### WHAT YOU NEED TO DO
Write out the listing in full, matching it word for word.

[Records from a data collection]
[START]
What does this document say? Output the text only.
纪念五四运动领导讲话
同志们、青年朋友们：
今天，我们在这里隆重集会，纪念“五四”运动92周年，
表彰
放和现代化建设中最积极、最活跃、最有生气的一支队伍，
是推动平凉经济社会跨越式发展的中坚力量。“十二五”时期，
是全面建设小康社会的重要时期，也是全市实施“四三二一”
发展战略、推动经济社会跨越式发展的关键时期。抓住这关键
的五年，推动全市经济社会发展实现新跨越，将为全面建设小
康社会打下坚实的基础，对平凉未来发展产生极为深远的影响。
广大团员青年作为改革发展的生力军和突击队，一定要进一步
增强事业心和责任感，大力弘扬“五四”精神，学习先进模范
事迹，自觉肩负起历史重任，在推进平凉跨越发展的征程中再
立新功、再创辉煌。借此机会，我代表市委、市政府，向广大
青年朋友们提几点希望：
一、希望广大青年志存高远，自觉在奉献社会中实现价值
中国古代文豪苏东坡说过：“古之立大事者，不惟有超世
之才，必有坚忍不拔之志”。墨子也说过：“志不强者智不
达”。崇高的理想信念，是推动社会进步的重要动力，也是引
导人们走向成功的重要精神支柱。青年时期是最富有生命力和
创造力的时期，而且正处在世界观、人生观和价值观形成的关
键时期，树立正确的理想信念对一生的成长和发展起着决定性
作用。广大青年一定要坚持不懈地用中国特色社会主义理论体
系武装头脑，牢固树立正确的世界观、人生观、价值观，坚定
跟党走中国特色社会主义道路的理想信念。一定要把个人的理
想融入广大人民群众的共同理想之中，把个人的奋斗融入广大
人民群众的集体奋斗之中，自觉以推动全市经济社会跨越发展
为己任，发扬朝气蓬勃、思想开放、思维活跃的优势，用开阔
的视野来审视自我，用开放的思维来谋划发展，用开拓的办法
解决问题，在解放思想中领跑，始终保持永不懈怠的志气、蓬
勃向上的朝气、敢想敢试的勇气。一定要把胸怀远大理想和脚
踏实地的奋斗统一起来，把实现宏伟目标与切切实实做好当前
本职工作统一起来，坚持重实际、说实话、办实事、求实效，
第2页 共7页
[END]
### THE SOLUTION
What does this document say? Output the text only.
纪念五四运动领导讲话
同志们、青年朋友们：
今天，我们在这里隆重集会，纪念“五四”运动92周年，
表彰
放和现代化建设中最积极、最活跃、最有生气的一支队伍，
是推动平凉经济社会跨越式发展的中坚力量。“十二五”时期，
是全面建设小康社会的重要时期，也是全市实施“四三二一”
发展战略、推动经济社会跨越式发展的关键时期。抓住这关键
的五年，推动全市经济社会发展实现新跨越，将为全面建设小
康社会打下坚实的基础，对平凉未来发展产生极为深远的影响。
广大团员青年作为改革发展的生力军和突击队，一定要进一步
增强事业心和责任感，大力弘扬“五四”精神，学习先进模范
事迹，自觉肩负起历史重任，在推进平凉跨越发展的征程中再
立新功、再创辉煌。借此机会，我代表市委、市政府，向广大
青年朋友们提几点希望：
一、希望广大青年志存高远，自觉在奉献社会中实现价值
中国古代文豪苏东坡说过：“古之立大事者，不惟有超世
之才，必有坚忍不拔之志”。墨子也说过：“志不强者智不
达”。崇高的理想信念，是推动社会进步的重要动力，也是引
导人们走向成功的重要精神支柱。青年时期是最富有生命力和
创造力的时期，而且正处在世界观、人生观和价值观形成的关
键时期，树立正确的理想信念对一生的成长和发展起着决定性
作用。广大青年一定要坚持不懈地用中国特色社会主义理论体
系武装头脑，牢固树立正确的世界观、人生观、价值观，坚定
跟党走中国特色社会主义道路的理想信念。一定要把个人的理
想融入广大人民群众的共同理想之中，把个人的奋斗融入广大
人民群众的集体奋斗之中，自觉以推动全市经济社会跨越发展
为己任，发扬朝气蓬勃、思想开放、思维活跃的优势，用开阔
的视野来审视自我，用开放的思维来谋划发展，用开拓的办法
解决问题，在解放思想中领跑，始终保持永不懈怠的志气、蓬
勃向上的朝气、敢想敢试的勇气。一定要把胸怀远大理想和脚
踏实地的奋斗统一起来，把实现宏伟目标与切切实实做好当前
本职工作统一起来，坚持重实际、说实话、办实事、求实效，
第2页 共7页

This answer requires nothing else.